_WHAT THIS TASK INVOLVES_
Return the lines where the word "website" occurs.

══ GIVEN ENTRIES ══

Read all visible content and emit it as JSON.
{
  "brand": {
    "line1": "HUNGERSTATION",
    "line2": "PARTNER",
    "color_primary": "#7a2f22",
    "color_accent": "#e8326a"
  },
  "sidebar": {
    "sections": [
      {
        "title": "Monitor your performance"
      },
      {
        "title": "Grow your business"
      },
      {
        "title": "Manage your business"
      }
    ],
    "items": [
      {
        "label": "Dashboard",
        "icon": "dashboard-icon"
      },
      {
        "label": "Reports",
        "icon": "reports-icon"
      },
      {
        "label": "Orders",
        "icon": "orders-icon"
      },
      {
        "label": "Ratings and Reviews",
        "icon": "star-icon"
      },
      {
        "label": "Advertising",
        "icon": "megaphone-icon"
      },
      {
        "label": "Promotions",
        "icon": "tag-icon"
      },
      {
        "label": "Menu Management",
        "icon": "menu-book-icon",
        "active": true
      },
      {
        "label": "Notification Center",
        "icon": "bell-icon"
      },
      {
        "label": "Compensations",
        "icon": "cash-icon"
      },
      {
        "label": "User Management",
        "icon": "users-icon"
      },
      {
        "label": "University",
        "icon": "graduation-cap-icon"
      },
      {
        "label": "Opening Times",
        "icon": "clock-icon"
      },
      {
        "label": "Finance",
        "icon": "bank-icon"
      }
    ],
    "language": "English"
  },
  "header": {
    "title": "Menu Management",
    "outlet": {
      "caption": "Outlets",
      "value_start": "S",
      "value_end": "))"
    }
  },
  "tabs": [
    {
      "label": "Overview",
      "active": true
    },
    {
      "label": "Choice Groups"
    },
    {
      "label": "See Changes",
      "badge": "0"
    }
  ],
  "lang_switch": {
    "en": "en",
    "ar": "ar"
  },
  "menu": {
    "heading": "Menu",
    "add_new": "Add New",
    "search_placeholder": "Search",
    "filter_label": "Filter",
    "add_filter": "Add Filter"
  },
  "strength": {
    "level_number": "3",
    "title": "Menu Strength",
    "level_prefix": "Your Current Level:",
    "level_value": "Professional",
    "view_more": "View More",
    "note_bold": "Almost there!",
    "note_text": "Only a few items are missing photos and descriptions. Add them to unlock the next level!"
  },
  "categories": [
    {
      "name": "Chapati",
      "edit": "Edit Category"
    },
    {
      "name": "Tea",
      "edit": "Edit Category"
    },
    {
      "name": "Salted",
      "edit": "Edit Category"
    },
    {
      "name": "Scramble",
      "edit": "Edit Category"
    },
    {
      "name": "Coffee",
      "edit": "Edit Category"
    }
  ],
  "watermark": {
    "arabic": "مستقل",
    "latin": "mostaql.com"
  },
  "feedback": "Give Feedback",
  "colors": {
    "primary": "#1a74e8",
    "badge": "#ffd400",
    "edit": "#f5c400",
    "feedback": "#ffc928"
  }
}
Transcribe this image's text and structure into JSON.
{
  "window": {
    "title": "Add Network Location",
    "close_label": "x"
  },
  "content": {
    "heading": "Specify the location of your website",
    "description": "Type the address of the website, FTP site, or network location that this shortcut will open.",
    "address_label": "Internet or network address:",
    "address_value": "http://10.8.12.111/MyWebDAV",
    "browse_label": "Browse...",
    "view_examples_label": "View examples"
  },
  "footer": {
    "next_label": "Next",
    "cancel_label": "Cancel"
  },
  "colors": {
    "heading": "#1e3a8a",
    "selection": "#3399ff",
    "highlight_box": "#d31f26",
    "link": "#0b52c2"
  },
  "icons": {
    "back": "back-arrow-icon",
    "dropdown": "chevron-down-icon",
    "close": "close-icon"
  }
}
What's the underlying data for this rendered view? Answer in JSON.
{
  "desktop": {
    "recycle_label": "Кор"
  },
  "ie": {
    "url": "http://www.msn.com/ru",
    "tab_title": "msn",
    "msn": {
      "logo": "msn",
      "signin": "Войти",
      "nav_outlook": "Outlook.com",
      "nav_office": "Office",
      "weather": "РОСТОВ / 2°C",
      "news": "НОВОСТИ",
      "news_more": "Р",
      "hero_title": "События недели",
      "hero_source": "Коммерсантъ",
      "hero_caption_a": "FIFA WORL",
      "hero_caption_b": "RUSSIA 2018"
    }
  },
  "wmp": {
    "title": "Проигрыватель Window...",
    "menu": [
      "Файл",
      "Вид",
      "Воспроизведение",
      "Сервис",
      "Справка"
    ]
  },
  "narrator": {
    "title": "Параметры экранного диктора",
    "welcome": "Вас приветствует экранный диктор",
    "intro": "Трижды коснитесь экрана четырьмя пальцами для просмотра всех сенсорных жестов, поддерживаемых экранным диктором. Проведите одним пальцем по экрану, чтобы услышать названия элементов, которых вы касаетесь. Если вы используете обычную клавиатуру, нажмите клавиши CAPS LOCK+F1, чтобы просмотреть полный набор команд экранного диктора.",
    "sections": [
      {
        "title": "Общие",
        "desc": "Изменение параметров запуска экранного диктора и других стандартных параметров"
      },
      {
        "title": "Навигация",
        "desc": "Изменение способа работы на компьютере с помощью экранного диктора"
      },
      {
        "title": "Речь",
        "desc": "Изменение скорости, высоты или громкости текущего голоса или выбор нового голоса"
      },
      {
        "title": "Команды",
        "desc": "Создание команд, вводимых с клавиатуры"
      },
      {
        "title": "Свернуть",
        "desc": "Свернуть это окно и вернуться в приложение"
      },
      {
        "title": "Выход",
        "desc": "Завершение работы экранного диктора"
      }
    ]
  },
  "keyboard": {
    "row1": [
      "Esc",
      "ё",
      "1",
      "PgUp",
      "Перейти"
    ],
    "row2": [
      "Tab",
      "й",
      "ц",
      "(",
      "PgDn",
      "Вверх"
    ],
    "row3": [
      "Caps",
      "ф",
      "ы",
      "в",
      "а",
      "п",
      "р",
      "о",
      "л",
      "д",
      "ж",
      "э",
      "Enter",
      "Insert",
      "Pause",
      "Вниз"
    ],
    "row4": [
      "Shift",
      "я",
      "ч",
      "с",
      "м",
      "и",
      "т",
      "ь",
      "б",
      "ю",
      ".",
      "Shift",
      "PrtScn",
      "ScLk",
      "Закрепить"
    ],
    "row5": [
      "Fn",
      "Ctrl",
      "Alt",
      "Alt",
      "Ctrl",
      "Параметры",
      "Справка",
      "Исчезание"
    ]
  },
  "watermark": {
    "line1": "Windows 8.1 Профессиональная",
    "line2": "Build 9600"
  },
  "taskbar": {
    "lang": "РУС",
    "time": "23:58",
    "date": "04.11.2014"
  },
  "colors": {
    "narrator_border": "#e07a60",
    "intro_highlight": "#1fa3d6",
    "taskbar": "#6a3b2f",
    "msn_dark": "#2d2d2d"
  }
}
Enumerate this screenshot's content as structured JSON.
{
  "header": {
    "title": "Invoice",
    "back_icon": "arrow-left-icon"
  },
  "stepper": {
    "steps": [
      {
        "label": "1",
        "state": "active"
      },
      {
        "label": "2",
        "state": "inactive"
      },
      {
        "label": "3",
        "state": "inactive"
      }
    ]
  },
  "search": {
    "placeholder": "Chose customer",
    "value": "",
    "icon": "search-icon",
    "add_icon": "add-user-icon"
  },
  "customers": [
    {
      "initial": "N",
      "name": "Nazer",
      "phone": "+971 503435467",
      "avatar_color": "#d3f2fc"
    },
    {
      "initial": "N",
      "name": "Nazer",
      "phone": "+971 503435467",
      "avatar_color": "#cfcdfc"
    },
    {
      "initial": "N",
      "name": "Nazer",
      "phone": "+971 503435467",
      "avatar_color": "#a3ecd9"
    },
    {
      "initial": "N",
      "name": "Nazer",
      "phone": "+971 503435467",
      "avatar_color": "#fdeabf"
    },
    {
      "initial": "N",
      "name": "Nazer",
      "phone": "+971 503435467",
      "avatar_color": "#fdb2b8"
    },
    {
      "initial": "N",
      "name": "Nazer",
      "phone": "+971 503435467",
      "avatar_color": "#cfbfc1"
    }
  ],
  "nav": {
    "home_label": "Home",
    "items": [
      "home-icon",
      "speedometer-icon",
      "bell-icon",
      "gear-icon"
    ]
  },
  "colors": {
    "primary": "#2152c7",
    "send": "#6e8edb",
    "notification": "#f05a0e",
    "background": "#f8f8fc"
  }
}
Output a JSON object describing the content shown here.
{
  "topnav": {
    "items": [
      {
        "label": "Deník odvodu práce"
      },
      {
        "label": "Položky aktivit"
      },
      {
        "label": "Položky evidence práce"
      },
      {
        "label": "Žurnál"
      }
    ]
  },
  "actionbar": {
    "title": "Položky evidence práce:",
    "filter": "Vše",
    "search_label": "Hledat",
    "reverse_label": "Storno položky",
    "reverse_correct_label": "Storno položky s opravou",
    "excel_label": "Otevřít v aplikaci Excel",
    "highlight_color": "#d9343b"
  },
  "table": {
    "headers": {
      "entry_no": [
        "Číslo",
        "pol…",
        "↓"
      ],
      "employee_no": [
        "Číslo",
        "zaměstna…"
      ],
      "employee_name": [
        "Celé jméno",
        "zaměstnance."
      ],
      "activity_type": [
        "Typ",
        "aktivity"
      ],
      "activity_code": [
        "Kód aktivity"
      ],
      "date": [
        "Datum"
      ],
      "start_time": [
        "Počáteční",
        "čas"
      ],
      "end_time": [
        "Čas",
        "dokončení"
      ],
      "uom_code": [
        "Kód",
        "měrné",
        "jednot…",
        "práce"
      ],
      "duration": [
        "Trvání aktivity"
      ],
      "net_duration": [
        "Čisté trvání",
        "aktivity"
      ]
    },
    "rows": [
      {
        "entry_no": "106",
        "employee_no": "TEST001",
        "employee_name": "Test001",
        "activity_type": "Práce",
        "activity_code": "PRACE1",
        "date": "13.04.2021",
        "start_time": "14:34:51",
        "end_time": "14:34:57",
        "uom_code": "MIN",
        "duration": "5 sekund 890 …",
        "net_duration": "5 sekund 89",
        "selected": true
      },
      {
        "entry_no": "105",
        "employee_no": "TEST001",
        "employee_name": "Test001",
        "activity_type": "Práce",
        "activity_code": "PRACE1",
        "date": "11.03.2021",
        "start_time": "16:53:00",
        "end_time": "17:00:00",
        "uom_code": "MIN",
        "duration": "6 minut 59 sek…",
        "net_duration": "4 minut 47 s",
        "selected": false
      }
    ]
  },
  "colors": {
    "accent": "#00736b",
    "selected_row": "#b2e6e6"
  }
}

═══

_ANSWER FOR THIS EXERCISE_
    "heading": "Specify the location of your website",
    "description": "Type the address of the website, FTP site, or network location that this shortcut will open.",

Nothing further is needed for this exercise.